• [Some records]

——

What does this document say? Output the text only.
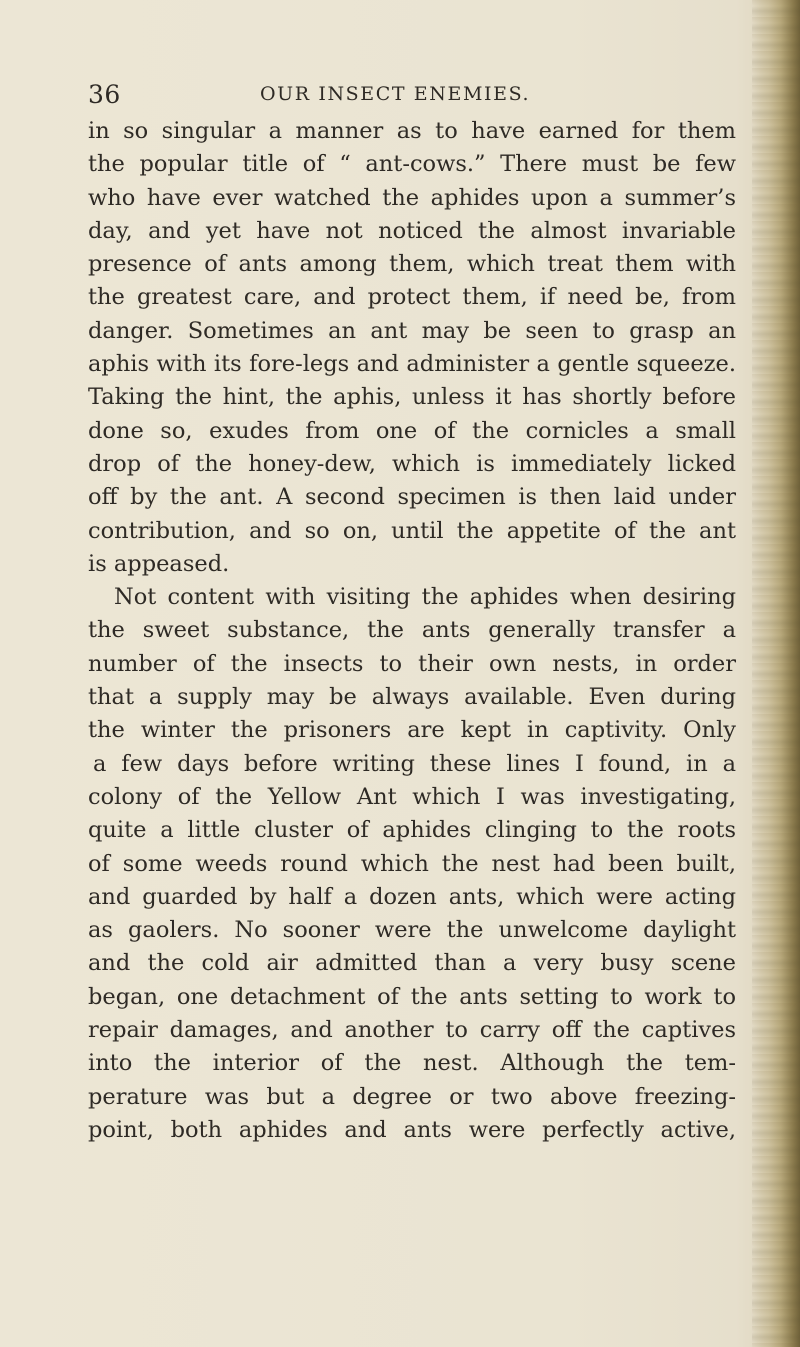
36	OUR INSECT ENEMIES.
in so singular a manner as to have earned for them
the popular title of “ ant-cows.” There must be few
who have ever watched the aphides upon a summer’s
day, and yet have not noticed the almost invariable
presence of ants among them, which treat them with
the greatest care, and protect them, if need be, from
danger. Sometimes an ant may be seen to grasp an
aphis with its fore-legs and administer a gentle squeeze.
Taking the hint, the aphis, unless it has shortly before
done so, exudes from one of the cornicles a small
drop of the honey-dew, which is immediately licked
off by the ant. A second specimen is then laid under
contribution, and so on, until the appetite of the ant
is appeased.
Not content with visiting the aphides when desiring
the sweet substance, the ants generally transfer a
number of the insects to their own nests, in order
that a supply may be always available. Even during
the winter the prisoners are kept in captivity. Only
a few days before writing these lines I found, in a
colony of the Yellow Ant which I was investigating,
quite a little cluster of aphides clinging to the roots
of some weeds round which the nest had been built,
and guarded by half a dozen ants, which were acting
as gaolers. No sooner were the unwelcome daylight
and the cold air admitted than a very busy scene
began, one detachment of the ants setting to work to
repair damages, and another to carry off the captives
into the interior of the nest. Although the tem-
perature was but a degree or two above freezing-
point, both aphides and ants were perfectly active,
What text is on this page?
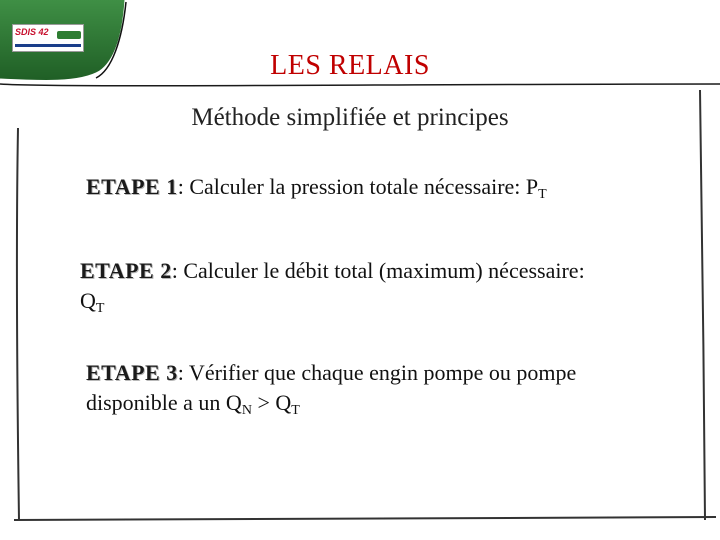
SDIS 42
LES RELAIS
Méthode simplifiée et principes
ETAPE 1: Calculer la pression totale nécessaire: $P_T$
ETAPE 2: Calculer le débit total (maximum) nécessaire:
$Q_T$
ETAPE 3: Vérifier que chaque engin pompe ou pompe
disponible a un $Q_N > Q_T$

——

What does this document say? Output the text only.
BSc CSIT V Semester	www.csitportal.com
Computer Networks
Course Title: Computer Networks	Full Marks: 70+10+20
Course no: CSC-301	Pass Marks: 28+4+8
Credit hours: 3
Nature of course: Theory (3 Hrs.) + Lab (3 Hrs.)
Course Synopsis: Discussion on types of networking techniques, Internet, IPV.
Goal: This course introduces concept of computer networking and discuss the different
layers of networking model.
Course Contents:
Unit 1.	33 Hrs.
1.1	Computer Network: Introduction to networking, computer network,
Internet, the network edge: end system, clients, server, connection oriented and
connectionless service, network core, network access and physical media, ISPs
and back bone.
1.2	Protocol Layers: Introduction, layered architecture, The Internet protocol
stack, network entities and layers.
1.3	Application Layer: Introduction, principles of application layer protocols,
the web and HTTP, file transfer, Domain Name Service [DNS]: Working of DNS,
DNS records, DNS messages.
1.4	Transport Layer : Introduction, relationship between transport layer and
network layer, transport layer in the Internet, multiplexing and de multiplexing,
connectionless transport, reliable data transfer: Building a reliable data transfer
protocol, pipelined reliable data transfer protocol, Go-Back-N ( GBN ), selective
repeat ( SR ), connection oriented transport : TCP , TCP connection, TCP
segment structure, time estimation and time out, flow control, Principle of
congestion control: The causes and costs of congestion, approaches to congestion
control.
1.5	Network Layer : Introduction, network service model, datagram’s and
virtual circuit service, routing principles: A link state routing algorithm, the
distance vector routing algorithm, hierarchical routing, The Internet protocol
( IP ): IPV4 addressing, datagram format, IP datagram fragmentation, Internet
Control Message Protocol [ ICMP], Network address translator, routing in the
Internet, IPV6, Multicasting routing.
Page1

——

In the records above, tally the lines where the word "from" appears, and give the number and nothing else.

• [TASK RESPONSE]
2